TEKSTFRAGMENT:

━━━━━━━━

Gezien de huidige omstandigheden en teneinde de goede werking van de interne markt te waarborgen, rechtszekerheid te bieden en mogelijke marktverstoring te voorkomen, is het nodig de overgangsbepalingen van Verordening (EU) 2016/1628 te verlengen voor die categorieën van motoren.

 

(6)

Aangezien de verlenging van de overgangsbepalingen geen gevolgen voor het milieu zal hebben omdat de betrokken overgangsmotoren reeds zijn geproduceerd, moeten de desbetreffende perioden met zes maanden worden verlengd voor de productie van de met die motoren uitgeruste machines en met negen maanden voor het in de handel brengen van de met die motoren uitgeruste machines.

 

(7)

Daar de doelstelling van deze verordening, namelijk het verlengen van sommige overgangsbepalingen van Verordening (EU) 2016/1628, niet voldoende door de lidstaten kan worden verwezenlijkt, maar vanwege de omvang en de gevolgen ervan beter door de Unie kan worden verwezenlijkt, kan de Unie, overeenkomstig het in artikel 5 van het Verdrag betreffende de Europese Unie (VEU) neergelegde subsidiariteitsbeginsel, maatregelen nemen. Overeenkomstig het in hetzelfde artikel neergelegde evenredigheidsbeginsel gaat deze verordening niet verder dan wat nodig is om die doelstelling te verwezenlijken.

 

(8)

Gezien de urgentie die voortvloeit uit de uitzonderlijke omstandigheden ten gevolge van de COVID-19-pandemie, wordt het passend geacht een uitzondering te maken op de periode van acht weken bedoeld in artikel 4 van Protocol nr. 1 betreffende de rol van de nationale parlementen in de Europese Unie, gehecht aan het VEU, aan het Verdrag betreffende de werking van de Europese Unie en aan het Verdrag tot oprichting van de Europese Gemeenschap voor Atoomenergie.

 

(9)

Verordening (EU) 2016/1628 moet derhalve dienovereenkomstig worden gewijzigd.

━━━━━━━━

BRONINFORMATIE:
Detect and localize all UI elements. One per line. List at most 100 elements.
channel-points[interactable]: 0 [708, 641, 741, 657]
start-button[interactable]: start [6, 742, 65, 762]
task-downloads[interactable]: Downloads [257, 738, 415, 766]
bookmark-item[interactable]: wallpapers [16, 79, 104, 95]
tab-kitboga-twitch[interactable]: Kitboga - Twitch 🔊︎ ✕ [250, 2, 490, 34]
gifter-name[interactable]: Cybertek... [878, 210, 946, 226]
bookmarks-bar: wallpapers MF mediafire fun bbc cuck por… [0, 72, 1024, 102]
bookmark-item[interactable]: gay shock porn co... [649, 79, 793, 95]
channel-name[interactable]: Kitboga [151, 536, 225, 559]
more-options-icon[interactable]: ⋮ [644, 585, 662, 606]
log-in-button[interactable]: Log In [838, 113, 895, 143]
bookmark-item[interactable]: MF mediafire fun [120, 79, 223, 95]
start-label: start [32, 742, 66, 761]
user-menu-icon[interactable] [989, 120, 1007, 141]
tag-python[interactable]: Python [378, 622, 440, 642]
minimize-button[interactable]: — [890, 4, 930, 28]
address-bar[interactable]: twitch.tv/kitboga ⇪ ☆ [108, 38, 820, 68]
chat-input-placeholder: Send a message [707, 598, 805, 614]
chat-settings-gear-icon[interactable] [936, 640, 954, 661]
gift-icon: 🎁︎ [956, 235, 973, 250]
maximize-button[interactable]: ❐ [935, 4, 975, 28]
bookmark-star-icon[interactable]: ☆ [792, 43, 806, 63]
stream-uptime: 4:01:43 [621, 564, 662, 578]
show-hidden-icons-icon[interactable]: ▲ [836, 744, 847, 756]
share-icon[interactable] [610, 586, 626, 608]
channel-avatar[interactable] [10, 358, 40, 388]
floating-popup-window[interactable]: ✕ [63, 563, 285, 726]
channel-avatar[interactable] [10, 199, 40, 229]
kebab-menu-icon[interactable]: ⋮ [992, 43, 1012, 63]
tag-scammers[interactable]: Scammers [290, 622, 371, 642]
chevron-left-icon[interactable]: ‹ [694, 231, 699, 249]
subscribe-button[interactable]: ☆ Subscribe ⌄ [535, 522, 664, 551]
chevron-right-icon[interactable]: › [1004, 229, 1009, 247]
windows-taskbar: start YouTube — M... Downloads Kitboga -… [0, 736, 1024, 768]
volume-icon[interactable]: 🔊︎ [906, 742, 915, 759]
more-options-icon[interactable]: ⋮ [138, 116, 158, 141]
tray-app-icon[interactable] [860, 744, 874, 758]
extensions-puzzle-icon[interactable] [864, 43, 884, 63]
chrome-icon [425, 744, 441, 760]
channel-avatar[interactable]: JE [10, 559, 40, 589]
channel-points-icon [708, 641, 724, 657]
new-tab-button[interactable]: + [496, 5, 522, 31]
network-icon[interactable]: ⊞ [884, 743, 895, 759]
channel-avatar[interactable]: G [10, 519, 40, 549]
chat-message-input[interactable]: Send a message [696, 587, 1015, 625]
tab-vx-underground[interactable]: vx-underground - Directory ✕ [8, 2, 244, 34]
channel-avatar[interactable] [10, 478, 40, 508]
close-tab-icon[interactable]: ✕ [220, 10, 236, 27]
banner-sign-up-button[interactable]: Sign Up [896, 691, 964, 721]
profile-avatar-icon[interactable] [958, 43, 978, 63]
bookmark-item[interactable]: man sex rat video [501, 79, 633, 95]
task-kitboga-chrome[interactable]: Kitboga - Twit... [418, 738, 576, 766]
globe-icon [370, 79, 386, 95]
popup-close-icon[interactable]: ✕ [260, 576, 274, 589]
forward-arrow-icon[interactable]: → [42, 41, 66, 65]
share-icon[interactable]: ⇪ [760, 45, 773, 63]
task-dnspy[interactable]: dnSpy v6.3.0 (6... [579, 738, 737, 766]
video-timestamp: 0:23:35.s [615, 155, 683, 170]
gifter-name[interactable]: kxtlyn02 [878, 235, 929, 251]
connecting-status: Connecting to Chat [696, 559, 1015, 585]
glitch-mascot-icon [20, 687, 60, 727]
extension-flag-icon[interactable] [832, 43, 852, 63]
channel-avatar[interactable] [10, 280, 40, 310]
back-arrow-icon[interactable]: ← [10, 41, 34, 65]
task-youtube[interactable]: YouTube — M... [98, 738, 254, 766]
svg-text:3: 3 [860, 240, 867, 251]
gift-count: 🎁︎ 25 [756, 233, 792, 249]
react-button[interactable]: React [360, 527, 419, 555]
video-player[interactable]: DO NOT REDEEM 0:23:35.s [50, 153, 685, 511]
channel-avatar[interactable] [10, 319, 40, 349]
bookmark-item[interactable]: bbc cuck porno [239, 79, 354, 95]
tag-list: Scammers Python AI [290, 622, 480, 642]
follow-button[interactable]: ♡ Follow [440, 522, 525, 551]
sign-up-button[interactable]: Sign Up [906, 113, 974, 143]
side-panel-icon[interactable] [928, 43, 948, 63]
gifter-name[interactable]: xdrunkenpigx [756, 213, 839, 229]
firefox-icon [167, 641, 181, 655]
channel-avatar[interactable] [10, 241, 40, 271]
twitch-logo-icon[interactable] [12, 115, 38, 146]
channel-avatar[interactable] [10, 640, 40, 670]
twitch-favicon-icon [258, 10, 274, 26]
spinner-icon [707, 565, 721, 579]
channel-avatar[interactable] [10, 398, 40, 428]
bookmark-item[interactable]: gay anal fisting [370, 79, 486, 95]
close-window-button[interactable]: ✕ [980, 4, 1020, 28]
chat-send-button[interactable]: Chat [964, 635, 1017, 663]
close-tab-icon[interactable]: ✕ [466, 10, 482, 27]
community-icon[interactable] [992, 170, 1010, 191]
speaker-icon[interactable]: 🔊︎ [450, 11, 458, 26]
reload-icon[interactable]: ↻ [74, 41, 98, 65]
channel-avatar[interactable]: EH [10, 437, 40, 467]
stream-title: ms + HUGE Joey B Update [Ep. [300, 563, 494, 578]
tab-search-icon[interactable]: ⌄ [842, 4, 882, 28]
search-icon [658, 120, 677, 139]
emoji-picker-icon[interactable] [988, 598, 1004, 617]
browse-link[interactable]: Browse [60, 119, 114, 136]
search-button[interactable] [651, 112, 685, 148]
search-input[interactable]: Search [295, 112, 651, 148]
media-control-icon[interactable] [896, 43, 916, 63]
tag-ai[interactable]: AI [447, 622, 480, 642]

━━━━━━━━

WERKOPDRACHT 1:
Met hoeveel maanden moeten volgens het fragment over de verlenging van de overgangsbepalingen de perioden voor het in de handel brengen van de met die motoren uitgeruste machines worden verlengd?
WERKOPDRACHT 2:
Geef uit het fragment over de verlenging van de overgangsbepalingen woordelijk alles terug vanaf "Gezien de huidige" tot en met "motoren uitgeruste machines.".
WERKOPDRACHT 3:
Zet het fragment over de verlenging van de overgangsbepalingen voort vanaf het punt waar het ophoudt.
De regels hebben hier niets mee te maken.

RESULTAAT 1:
Met negen maanden.

RESULTAAT 2:
Gezien de huidige omstandigheden en teneinde de goede werking van de interne markt te waarborgen, rechtszekerheid te bieden en mogelijke marktverstoring te voorkomen, is het nodig de overgangsbepalingen van Verordening (EU) 2016/1628 te verlengen voor die categorieën van motoren.

 

(6)

Aangezien de verlenging van de overgangsbepalingen geen gevolgen voor het milieu zal hebben omdat de betrokken overgangsmotoren reeds zijn geproduceerd, moeten de desbetreffende perioden met zes maanden worden verlengd voor de productie van de met die motoren uitgeruste machines en met negen maanden voor het in de handel brengen van de met die motoren uitgeruste machines.

RESULTAAT 3:
 

(10)

Aangezien de in Verordening (EU) 2016/1628 vastgestelde overgangsperiode voor bepaalde subcategorieën van motoren op 31 december 2021 verstrijkt en de OEM’s tot en met 30 juni 2021 de tijd hebben om met overgangsmotoren van die subcategorieën uitgeruste niet voor de weg bestemde mobiele machines te produceren, moet deze verordening met spoed in werking treden op de dag van de bekendmaking ervan in het Publicatieblad van de Europese Unie,

HEBBEN DE VOLGENDE VERORDENING VASTGESTELD:

Artikel 1

Artikel 58 van Verordening (EU) 2016/1628 wordt als volgt gewijzigd:

 

1)

Aan lid 5 wordt de volgende alinea toegevoegd:

“Voor motoren van alle subcategorieën waarvoor de in bijlage III genoemde datum voor het in de handel brengen van fase V-motoren 1 januari 2020 is, met uitzondering van de in de tweede en derde alinea bedoelde motoren, wordt de overgangsperiode verlengd met negen maanden en wordt de in de eerste alinea bedoelde periode van 18 maanden verlengd met zes maanden.”.

 

2)

Aan lid 7 wordt het volgende punt toegevoegd:

 

“e)

33 maanden na de in bijlage III genoemde toepasselijke datum voor het in de handel brengen van motoren, in het in lid 5, zesde alinea, genoemde geval.”.

Artikel 2

Deze verordening treedt in werking op de dag van de bekendmaking ervan in het Publicatieblad van de Europese Unie.

Deze verordening is verbindend in al haar onderdelen en is rechtstreeks toepasselijk in elke lidstaat.

Gedaan te Brussel, 24 juni 2021.

Voor het Europees Parlement

De voorzitter

D.M. SASSOLI

Voor de Raad

De voorzitter

A.P. ZACARIAS

 

  • (1) 
    Advies van 9 juni 2021 (nog niet bekendgemaakt in het Publicatieblad).
  • (2) 
    Standpunt van het Europees Parlement van 10 juni 2021 (nog niet bekendgemaakt in het Publicatieblad) en besluit van de Raad van 18 juni 2021.
  • (3) 
    Verordening (EU) 2016/1628 van het Europees Parlement en de Raad van 14 september 2016 inzake voorschriften met betrekking tot emissiegrenswaarden voor verontreinigende gassen en deeltjes en typegoedkeuring voor in niet voor de weg bestemde mobiele machines gemonteerde interne verbrandingsmotoren, tot wijziging van Verordeningen (EU) nr. 1024/2012 en (EU) nr. 167/2013, en tot wijziging en intrekking van Richtlijn 97/68/EG (PB L 252 van 16.9.2016, blz. 53).
  • (4) 
    Verordening (EU) 2020/1040 van het Europees Parlement en de Raad van 15 juli 2020 tot wijziging van Verordening (EU) 2016/1628 wat de overgangsbepalingen ervan betreft met het oog op het aanpakken van de gevolgen van de COVID-19-crisis (PB L 231 van 17.7.2020, blz. 1).
 

Deze samenvatting is overgenomen van EUR-Lex.